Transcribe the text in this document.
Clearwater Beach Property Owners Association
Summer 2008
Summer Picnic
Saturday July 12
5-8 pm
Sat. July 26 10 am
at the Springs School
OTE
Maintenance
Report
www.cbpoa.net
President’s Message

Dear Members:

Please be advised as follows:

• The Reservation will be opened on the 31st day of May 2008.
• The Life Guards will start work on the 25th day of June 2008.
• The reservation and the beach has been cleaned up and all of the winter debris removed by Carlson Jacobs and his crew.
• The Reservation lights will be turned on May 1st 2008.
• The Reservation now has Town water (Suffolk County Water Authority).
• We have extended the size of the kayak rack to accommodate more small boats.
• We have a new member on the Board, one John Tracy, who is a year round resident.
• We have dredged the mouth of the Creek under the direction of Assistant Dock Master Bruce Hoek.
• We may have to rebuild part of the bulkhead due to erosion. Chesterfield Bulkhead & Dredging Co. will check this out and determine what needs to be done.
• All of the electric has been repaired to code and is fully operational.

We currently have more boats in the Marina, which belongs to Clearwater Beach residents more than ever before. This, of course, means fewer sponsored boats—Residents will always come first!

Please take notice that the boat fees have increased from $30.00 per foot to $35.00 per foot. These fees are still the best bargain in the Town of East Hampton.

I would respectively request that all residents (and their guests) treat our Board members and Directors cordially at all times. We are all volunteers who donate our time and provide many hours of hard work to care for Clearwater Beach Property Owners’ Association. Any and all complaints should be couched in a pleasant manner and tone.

◇ ◇ ◇ ◇ ◇

**WHAT IS NEEDED**
Each record must be repeated exactly as it is.

**RESULT OF THIS TASK**
Transcribe the text in this document.
Clearwater Beach Property Owners Association
Summer 2008
Summer Picnic
Saturday July 12
5-8 pm
Sat. July 26 10 am
at the Springs School
OTE
Maintenance
Report
www.cbpoa.net
President’s Message

Dear Members:

Please be advised as follows:

• The Reservation will be opened on the 31st day of May 2008.
• The Life Guards will start work on the 25th day of June 2008.
• The reservation and the beach has been cleaned up and all of the winter debris removed by Carlson Jacobs and his crew.
• The Reservation lights will be turned on May 1st 2008.
• The Reservation now has Town water (Suffolk County Water Authority).
• We have extended the size of the kayak rack to accommodate more small boats.
• We have a new member on the Board, one John Tracy, who is a year round resident.
• We have dredged the mouth of the Creek under the direction of Assistant Dock Master Bruce Hoek.
• We may have to rebuild part of the bulkhead due to erosion. Chesterfield Bulkhead & Dredging Co. will check this out and determine what needs to be done.
• All of the electric has been repaired to code and is fully operational.

We currently have more boats in the Marina, which belongs to Clearwater Beach residents more than ever before. This, of course, means fewer sponsored boats—Residents will always come first!

Please take notice that the boat fees have increased from $30.00 per foot to $35.00 per foot. These fees are still the best bargain in the Town of East Hampton.

I would respectively request that all residents (and their guests) treat our Board members and Directors cordially at all times. We are all volunteers who donate our time and provide many hours of hard work to care for Clearwater Beach Property Owners’ Association. Any and all complaints should be couched in a pleasant manner and tone.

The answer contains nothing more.